> _EXERCISE TASK_:
Below are some records. Pull every line that contains the word "Political".

> _ENTRIES_:
[BEGIN]

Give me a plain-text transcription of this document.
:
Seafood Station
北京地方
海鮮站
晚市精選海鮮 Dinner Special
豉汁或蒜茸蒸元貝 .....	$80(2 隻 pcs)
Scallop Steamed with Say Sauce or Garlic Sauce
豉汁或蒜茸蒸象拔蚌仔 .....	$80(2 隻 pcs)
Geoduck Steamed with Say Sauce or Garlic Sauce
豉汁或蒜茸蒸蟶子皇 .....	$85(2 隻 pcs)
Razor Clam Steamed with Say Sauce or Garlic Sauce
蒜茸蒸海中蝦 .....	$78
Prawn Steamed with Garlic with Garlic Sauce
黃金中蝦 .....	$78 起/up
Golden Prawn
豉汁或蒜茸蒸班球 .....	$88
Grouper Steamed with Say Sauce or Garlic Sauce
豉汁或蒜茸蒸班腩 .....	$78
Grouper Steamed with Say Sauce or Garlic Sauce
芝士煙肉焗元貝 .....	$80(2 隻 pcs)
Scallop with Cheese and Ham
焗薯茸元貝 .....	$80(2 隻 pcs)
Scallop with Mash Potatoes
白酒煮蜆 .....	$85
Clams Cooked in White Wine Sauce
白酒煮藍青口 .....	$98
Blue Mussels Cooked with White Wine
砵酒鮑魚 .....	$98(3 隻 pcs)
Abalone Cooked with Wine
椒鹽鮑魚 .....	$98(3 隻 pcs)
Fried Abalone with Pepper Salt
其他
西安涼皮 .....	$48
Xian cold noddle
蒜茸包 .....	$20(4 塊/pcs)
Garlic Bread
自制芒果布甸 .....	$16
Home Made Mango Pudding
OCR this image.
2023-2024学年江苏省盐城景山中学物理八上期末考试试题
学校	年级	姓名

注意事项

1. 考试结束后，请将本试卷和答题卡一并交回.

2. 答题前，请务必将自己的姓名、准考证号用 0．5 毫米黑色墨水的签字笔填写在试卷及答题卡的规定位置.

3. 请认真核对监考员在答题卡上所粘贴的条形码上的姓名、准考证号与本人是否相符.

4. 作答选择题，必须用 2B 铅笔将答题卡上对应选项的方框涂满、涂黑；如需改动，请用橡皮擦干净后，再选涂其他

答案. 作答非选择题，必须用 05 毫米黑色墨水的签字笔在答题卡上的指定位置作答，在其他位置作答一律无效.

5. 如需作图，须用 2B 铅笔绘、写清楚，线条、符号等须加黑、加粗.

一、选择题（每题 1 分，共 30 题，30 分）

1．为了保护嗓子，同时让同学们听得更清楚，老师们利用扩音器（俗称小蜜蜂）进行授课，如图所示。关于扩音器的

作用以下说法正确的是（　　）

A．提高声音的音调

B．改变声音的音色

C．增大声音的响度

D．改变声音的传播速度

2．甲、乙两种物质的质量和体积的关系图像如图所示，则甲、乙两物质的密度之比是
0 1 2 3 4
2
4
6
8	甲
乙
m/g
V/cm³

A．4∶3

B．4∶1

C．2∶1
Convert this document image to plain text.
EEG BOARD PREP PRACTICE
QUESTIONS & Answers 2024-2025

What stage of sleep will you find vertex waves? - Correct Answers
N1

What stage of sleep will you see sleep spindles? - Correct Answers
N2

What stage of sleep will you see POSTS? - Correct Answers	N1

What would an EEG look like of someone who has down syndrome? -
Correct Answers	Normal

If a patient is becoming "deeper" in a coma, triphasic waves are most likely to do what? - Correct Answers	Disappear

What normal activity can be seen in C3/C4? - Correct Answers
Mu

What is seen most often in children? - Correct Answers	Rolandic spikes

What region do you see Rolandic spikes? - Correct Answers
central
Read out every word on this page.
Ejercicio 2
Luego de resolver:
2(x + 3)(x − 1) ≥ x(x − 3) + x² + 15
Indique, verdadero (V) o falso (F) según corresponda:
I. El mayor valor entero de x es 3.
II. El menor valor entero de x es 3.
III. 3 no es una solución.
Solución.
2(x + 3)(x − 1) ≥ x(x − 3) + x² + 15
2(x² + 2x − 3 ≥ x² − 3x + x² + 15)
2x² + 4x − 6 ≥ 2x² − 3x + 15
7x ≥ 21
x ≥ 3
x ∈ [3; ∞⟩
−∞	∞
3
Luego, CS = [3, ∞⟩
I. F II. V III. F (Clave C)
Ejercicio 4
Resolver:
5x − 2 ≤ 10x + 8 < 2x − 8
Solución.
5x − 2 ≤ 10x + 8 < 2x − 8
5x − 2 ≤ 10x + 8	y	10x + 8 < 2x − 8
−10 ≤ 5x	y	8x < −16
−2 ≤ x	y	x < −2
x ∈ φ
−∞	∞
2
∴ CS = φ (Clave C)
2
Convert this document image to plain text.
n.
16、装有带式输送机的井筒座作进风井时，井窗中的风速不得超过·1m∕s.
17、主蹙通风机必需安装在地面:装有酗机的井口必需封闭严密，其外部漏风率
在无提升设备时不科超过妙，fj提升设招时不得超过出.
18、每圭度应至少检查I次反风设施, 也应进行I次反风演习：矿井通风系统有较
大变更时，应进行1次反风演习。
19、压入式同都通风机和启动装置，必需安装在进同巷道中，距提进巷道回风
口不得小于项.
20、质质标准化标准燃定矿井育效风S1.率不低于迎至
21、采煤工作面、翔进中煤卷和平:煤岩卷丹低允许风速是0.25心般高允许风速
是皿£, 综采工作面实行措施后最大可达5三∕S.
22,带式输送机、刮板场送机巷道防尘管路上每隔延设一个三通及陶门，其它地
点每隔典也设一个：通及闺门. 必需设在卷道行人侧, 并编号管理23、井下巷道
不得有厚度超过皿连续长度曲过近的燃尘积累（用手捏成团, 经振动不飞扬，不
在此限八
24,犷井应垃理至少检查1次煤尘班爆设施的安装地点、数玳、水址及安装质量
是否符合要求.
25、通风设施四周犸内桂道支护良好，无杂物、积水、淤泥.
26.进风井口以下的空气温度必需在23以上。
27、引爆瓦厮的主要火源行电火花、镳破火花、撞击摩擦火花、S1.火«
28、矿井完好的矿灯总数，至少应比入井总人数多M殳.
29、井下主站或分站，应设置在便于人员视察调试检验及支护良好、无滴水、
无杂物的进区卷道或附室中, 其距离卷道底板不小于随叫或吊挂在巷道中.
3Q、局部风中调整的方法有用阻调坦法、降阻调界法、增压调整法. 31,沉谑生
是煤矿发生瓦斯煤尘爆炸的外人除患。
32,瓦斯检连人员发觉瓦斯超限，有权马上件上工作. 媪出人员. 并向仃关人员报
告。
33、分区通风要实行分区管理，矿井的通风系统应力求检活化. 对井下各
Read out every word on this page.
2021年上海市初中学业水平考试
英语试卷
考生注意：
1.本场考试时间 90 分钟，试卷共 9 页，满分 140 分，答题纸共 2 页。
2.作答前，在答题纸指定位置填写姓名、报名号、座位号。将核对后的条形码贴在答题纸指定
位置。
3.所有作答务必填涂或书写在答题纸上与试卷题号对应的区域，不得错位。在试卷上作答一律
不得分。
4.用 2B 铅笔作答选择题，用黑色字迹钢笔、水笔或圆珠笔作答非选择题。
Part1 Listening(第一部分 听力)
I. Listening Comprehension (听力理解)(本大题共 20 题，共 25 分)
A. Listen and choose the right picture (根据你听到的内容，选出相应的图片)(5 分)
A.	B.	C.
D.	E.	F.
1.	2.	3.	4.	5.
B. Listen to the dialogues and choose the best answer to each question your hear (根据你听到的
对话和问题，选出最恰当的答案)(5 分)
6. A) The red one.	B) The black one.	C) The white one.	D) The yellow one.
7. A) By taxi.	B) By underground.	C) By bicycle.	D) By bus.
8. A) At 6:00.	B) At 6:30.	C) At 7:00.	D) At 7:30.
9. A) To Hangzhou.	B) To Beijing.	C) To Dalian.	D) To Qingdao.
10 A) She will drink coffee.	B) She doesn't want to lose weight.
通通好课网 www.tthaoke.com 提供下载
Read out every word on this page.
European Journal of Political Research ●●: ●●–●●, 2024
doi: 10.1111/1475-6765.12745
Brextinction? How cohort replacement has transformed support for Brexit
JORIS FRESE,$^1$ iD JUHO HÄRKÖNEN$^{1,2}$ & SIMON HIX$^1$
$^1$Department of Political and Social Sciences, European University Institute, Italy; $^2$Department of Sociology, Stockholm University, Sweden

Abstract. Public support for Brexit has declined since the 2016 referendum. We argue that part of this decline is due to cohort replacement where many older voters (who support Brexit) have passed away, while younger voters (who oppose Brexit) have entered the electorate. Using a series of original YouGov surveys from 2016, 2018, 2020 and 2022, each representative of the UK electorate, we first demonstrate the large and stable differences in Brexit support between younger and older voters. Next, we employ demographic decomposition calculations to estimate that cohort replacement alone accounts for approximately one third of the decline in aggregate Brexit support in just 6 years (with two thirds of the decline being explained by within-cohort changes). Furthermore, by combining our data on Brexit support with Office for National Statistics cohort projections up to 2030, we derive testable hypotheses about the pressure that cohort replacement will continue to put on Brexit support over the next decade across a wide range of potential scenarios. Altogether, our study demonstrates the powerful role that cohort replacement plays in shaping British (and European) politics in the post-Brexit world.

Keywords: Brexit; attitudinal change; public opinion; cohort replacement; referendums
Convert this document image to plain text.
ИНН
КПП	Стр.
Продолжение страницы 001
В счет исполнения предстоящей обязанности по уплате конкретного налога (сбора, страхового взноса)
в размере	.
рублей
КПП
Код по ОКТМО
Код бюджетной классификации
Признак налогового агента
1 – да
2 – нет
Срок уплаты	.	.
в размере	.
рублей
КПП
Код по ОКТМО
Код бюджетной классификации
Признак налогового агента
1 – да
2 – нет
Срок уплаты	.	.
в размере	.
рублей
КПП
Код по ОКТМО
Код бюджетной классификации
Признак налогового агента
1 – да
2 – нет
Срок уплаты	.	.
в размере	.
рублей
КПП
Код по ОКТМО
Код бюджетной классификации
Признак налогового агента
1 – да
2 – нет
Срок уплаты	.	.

[END]

> _TASK RESPONSE_:
European Journal of Political Research ●●: ●●–●●, 2024
$^1$Department of Political and Social Sciences, European University Institute, Italy; $^2$Department of Sociology, Stockholm University, Sweden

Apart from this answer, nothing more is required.